• **Records for this task**
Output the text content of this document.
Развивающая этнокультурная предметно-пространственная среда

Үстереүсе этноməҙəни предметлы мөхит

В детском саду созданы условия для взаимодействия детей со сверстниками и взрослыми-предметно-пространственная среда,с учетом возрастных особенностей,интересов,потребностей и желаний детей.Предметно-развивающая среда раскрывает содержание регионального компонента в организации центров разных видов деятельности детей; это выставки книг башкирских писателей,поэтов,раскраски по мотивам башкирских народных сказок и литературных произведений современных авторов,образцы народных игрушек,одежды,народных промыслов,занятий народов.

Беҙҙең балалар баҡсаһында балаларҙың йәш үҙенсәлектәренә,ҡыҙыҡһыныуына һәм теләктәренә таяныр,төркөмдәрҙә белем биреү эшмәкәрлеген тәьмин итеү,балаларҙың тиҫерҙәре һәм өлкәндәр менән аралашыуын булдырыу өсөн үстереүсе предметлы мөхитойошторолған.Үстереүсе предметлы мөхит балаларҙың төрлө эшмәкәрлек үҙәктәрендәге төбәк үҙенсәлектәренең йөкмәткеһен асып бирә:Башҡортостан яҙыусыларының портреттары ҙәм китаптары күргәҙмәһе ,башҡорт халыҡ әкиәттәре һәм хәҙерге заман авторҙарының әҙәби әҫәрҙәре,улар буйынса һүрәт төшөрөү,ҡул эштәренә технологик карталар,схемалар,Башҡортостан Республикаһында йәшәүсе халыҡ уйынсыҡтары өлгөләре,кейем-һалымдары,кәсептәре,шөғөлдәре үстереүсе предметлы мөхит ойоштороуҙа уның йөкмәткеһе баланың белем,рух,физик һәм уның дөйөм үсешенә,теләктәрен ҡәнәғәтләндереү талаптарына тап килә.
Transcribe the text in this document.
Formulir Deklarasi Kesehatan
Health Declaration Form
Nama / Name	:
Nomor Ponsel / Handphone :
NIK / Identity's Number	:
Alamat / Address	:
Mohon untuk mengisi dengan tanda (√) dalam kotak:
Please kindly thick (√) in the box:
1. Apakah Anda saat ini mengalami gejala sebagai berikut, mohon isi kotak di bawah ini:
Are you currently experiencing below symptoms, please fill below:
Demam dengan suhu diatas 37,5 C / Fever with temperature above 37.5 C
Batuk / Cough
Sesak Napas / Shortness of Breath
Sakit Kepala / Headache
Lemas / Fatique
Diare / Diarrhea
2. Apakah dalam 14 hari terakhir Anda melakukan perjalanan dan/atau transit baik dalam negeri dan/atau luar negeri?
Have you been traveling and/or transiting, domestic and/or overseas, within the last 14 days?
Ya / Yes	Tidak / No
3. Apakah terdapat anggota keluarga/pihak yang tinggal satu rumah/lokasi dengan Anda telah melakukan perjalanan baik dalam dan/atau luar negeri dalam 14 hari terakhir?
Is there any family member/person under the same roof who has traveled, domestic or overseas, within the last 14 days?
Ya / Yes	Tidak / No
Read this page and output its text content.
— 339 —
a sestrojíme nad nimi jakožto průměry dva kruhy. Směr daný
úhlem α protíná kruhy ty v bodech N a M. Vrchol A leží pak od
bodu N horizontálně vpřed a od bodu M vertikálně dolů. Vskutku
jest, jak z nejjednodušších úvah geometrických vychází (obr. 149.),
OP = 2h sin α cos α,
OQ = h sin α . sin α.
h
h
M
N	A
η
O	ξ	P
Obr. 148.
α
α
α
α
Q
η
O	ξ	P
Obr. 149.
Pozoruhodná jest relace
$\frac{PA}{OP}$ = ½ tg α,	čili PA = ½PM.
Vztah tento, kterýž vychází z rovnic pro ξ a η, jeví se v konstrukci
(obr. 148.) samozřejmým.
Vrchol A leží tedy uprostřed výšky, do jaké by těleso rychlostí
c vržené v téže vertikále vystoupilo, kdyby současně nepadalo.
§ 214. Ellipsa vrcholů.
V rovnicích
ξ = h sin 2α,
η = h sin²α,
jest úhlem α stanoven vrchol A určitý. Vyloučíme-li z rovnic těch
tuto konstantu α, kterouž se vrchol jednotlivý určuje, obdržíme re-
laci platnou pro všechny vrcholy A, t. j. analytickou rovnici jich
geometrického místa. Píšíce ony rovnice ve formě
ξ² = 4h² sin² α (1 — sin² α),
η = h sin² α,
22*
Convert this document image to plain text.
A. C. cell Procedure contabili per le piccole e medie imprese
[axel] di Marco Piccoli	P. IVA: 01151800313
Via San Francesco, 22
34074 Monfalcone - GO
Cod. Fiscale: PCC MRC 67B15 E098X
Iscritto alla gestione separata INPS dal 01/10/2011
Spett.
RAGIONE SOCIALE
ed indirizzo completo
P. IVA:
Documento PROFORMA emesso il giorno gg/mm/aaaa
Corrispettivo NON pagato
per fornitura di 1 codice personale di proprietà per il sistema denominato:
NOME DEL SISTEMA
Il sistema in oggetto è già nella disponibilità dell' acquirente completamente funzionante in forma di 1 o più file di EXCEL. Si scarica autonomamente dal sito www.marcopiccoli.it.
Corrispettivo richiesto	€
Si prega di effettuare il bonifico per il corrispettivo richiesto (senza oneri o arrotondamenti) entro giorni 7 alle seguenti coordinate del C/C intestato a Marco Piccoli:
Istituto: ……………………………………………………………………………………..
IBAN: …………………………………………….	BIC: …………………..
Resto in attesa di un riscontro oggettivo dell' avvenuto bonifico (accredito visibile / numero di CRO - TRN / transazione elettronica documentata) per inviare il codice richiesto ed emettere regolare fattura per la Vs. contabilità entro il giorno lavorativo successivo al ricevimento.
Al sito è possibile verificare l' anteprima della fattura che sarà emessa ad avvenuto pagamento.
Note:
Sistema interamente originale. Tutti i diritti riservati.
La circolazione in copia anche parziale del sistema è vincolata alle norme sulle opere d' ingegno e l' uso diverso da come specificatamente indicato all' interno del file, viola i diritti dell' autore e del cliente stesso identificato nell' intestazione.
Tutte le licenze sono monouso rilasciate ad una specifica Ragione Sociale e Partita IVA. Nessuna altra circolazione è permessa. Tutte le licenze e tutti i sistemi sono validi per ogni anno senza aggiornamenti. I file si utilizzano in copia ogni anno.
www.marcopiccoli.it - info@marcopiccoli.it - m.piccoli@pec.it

• **The request**
From the records above, extract every entry verbatim.

• **Answer to this task**
Output the text content of this document.
Развивающая этнокультурная предметно-пространственная среда

Үстереүсе этноməҙəни предметлы мөхит

В детском саду созданы условия для взаимодействия детей со сверстниками и взрослыми-предметно-пространственная среда,с учетом возрастных особенностей,интересов,потребностей и желаний детей.Предметно-развивающая среда раскрывает содержание регионального компонента в организации центров разных видов деятельности детей; это выставки книг башкирских писателей,поэтов,раскраски по мотивам башкирских народных сказок и литературных произведений современных авторов,образцы народных игрушек,одежды,народных промыслов,занятий народов.

Беҙҙең балалар баҡсаһында балаларҙың йәш үҙенсәлектәренә,ҡыҙыҡһыныуына һәм теләктәренә таяныр,төркөмдәрҙә белем биреү эшмәкәрлеген тәьмин итеү,балаларҙың тиҫерҙәре һәм өлкәндәр менән аралашыуын булдырыу өсөн үстереүсе предметлы мөхитойошторолған.Үстереүсе предметлы мөхит балаларҙың төрлө эшмәкәрлек үҙәктәрендәге төбәк үҙенсәлектәренең йөкмәткеһен асып бирә:Башҡортостан яҙыусыларының портреттары ҙәм китаптары күргәҙмәһе ,башҡорт халыҡ әкиәттәре һәм хәҙерге заман авторҙарының әҙәби әҫәрҙәре,улар буйынса һүрәт төшөрөү,ҡул эштәренә технологик карталар,схемалар,Башҡортостан Республикаһында йәшәүсе халыҡ уйынсыҡтары өлгөләре,кейем-һалымдары,кәсептәре,шөғөлдәре үстереүсе предметлы мөхит ойоштороуҙа уның йөкмәткеһе баланың белем,рух,физик һәм уның дөйөм үсешенә,теләктәрен ҡәнәғәтләндереү талаптарына тап килә.
Transcribe the text in this document.
Formulir Deklarasi Kesehatan
Health Declaration Form
Nama / Name	:
Nomor Ponsel / Handphone :
NIK / Identity's Number	:
Alamat / Address	:
Mohon untuk mengisi dengan tanda (√) dalam kotak:
Please kindly thick (√) in the box:
1. Apakah Anda saat ini mengalami gejala sebagai berikut, mohon isi kotak di bawah ini:
Are you currently experiencing below symptoms, please fill below:
Demam dengan suhu diatas 37,5 C / Fever with temperature above 37.5 C
Batuk / Cough
Sesak Napas / Shortness of Breath
Sakit Kepala / Headache
Lemas / Fatique
Diare / Diarrhea
2. Apakah dalam 14 hari terakhir Anda melakukan perjalanan dan/atau transit baik dalam negeri dan/atau luar negeri?
Have you been traveling and/or transiting, domestic and/or overseas, within the last 14 days?
Ya / Yes	Tidak / No
3. Apakah terdapat anggota keluarga/pihak yang tinggal satu rumah/lokasi dengan Anda telah melakukan perjalanan baik dalam dan/atau luar negeri dalam 14 hari terakhir?
Is there any family member/person under the same roof who has traveled, domestic or overseas, within the last 14 days?
Ya / Yes	Tidak / No
Read this page and output its text content.
— 339 —
a sestrojíme nad nimi jakožto průměry dva kruhy. Směr daný
úhlem α protíná kruhy ty v bodech N a M. Vrchol A leží pak od
bodu N horizontálně vpřed a od bodu M vertikálně dolů. Vskutku
jest, jak z nejjednodušších úvah geometrických vychází (obr. 149.),
OP = 2h sin α cos α,
OQ = h sin α . sin α.
h
h
M
N	A
η
O	ξ	P
Obr. 148.
α
α
α
α
Q
η
O	ξ	P
Obr. 149.
Pozoruhodná jest relace
$\frac{PA}{OP}$ = ½ tg α,	čili PA = ½PM.
Vztah tento, kterýž vychází z rovnic pro ξ a η, jeví se v konstrukci
(obr. 148.) samozřejmým.
Vrchol A leží tedy uprostřed výšky, do jaké by těleso rychlostí
c vržené v téže vertikále vystoupilo, kdyby současně nepadalo.
§ 214. Ellipsa vrcholů.
V rovnicích
ξ = h sin 2α,
η = h sin²α,
jest úhlem α stanoven vrchol A určitý. Vyloučíme-li z rovnic těch
tuto konstantu α, kterouž se vrchol jednotlivý určuje, obdržíme re-
laci platnou pro všechny vrcholy A, t. j. analytickou rovnici jich
geometrického místa. Píšíce ony rovnice ve formě
ξ² = 4h² sin² α (1 — sin² α),
η = h sin² α,
22*
Convert this document image to plain text.
A. C. cell Procedure contabili per le piccole e medie imprese
[axel] di Marco Piccoli	P. IVA: 01151800313
Via San Francesco, 22
34074 Monfalcone - GO
Cod. Fiscale: PCC MRC 67B15 E098X
Iscritto alla gestione separata INPS dal 01/10/2011
Spett.
RAGIONE SOCIALE
ed indirizzo completo
P. IVA:
Documento PROFORMA emesso il giorno gg/mm/aaaa
Corrispettivo NON pagato
per fornitura di 1 codice personale di proprietà per il sistema denominato:
NOME DEL SISTEMA
Il sistema in oggetto è già nella disponibilità dell' acquirente completamente funzionante in forma di 1 o più file di EXCEL. Si scarica autonomamente dal sito www.marcopiccoli.it.
Corrispettivo richiesto	€
Si prega di effettuare il bonifico per il corrispettivo richiesto (senza oneri o arrotondamenti) entro giorni 7 alle seguenti coordinate del C/C intestato a Marco Piccoli:
Istituto: ……………………………………………………………………………………..
IBAN: …………………………………………….	BIC: …………………..
Resto in attesa di un riscontro oggettivo dell' avvenuto bonifico (accredito visibile / numero di CRO - TRN / transazione elettronica documentata) per inviare il codice richiesto ed emettere regolare fattura per la Vs. contabilità entro il giorno lavorativo successivo al ricevimento.
Al sito è possibile verificare l' anteprima della fattura che sarà emessa ad avvenuto pagamento.
Note:
Sistema interamente originale. Tutti i diritti riservati.
La circolazione in copia anche parziale del sistema è vincolata alle norme sulle opere d' ingegno e l' uso diverso da come specificatamente indicato all' interno del file, viola i diritti dell' autore e del cliente stesso identificato nell' intestazione.
Tutte le licenze sono monouso rilasciate ad una specifica Ragione Sociale e Partita IVA. Nessuna altra circolazione è permessa. Tutte le licenze e tutti i sistemi sono validi per ogni anno senza aggiornamenti. I file si utilizzano in copia ogni anno.
www.marcopiccoli.it - info@marcopiccoli.it - m.piccoli@pec.it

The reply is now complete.